Problem statement: All lines in the data bearing the string "企业控制系统集成" should be identified and copied.

Material provided:
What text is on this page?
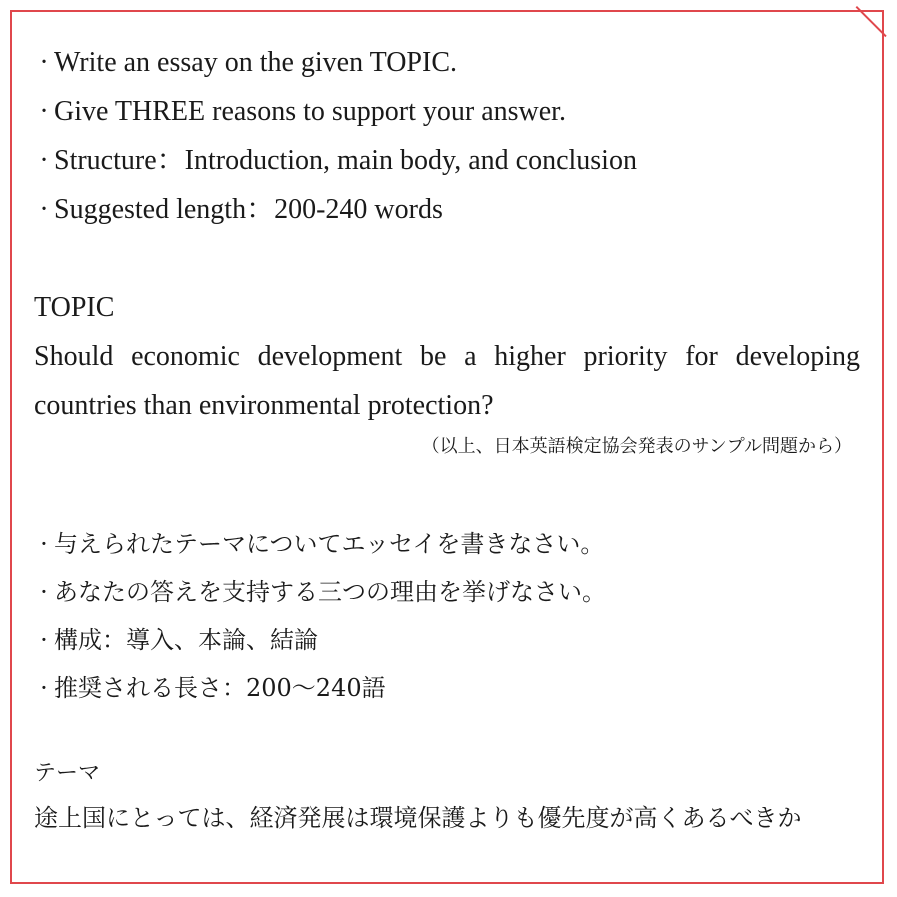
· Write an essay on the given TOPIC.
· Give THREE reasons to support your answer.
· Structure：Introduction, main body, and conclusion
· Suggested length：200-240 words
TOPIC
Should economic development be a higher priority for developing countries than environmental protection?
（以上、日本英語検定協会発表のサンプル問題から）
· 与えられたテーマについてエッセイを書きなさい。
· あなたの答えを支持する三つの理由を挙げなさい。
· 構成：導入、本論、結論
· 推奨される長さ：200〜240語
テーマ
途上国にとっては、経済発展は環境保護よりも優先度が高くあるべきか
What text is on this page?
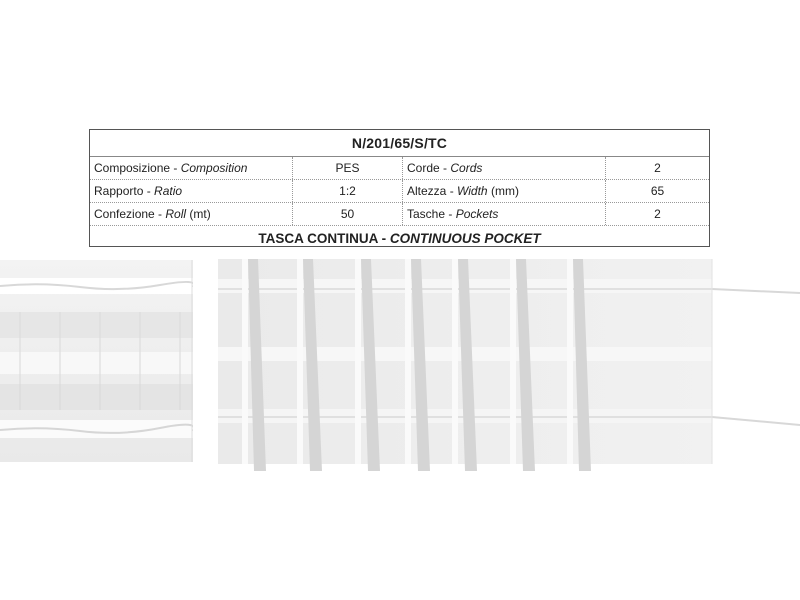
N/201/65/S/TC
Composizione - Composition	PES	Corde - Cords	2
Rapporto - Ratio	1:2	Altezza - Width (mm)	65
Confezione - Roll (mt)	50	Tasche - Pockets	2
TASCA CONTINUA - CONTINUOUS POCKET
* * *
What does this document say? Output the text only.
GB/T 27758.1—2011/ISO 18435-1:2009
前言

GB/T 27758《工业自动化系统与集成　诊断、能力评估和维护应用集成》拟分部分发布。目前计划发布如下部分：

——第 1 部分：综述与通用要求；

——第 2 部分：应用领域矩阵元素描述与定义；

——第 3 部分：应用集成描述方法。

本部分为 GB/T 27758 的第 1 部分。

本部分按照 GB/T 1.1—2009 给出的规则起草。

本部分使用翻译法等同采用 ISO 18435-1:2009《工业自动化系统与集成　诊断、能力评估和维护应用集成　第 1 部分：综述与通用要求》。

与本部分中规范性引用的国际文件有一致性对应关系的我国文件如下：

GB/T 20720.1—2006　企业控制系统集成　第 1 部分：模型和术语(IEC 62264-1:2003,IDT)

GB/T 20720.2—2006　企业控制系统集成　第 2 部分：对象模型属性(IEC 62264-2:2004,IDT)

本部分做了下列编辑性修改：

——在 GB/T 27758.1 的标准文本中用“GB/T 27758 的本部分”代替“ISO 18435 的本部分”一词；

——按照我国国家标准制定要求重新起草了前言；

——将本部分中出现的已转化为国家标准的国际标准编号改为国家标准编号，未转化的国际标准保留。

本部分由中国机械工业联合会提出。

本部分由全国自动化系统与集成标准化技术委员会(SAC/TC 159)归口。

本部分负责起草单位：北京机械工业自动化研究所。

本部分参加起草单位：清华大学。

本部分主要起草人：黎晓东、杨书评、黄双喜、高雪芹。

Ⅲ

Result of this exercise:
GB/T 20720.1—2006　企业控制系统集成　第 1 部分：模型和术语(IEC 62264-1:2003,IDT)
GB/T 20720.2—2006　企业控制系统集成　第 2 部分：对象模型属性(IEC 62264-2:2004,IDT)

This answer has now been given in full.